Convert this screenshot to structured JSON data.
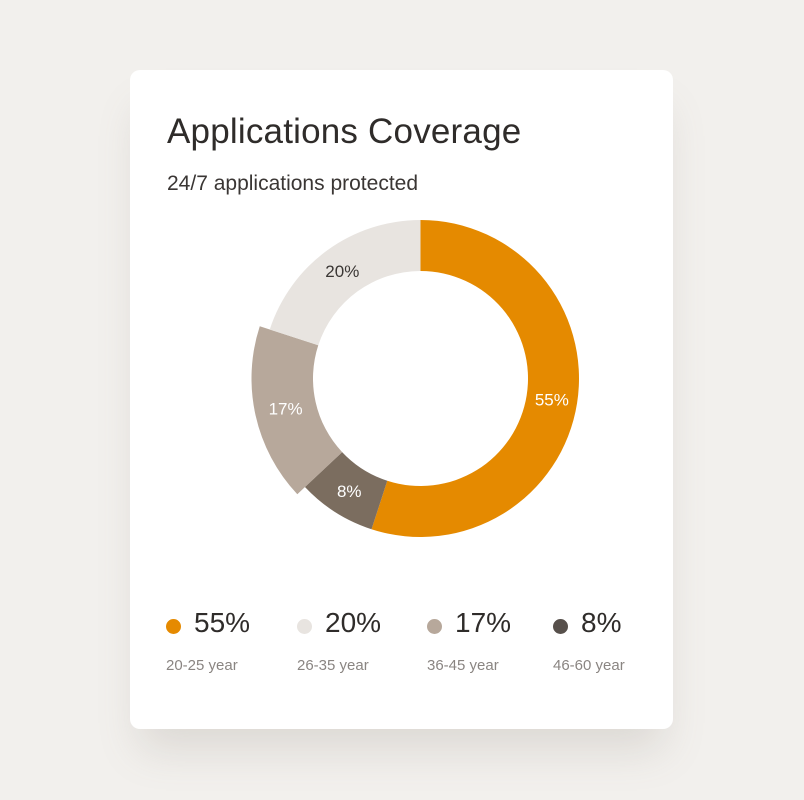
{
  "card": {
    "title": "Applications Coverage",
    "subtitle": "24/7 applications protected"
  },
  "chart_data": {
    "type": "pie",
    "variant": "donut",
    "title": "Applications Coverage",
    "subtitle": "24/7 applications protected",
    "categories": [
      "20-25 year",
      "26-35 year",
      "36-45 year",
      "46-60 year"
    ],
    "values": [
      55,
      20,
      17,
      8
    ],
    "labels": [
      "55%",
      "20%",
      "17%",
      "8%"
    ],
    "colors": [
      "#e58a00",
      "#e8e4e0",
      "#b7a89b",
      "#7b6d5f"
    ],
    "highlighted": "36-45 year",
    "legend_position": "bottom"
  },
  "legend": [
    {
      "value": "55%",
      "label": "20-25 year",
      "color": "#e58a00"
    },
    {
      "value": "20%",
      "label": "26-35 year",
      "color": "#e8e4e0"
    },
    {
      "value": "17%",
      "label": "36-45 year",
      "color": "#b7a89b"
    },
    {
      "value": "8%",
      "label": "46-60 year",
      "color": "#57504b"
    }
  ]
}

_ _ _ _ _ _ _

▶ Aim
Every line of text is to be repeated exactly; pictures are left out.

▶ Finished task
Convert this screenshot to structured JSON data.
{
  "card": {
    "title": "Applications Coverage",
    "subtitle": "24/7 applications protected"
  },
  "chart_data": {
    "type": "pie",
    "variant": "donut",
    "title": "Applications Coverage",
    "subtitle": "24/7 applications protected",
    "categories": [
      "20-25 year",
      "26-35 year",
      "36-45 year",
      "46-60 year"
    ],
    "values": [
      55,
      20,
      17,
      8
    ],
    "labels": [
      "55%",
      "20%",
      "17%",
      "8%"
    ],
    "colors": [
      "#e58a00",
      "#e8e4e0",
      "#b7a89b",
      "#7b6d5f"
    ],
    "highlighted": "36-45 year",
    "legend_position": "bottom"
  },
  "legend": [
    {
      "value": "55%",
      "label": "20-25 year",
      "color": "#e58a00"
    },
    {
      "value": "20%",
      "label": "26-35 year",
      "color": "#e8e4e0"
    },
    {
      "value": "17%",
      "label": "36-45 year",
      "color": "#b7a89b"
    },
    {
      "value": "8%",
      "label": "46-60 year",
      "color": "#57504b"
    }
  ]
}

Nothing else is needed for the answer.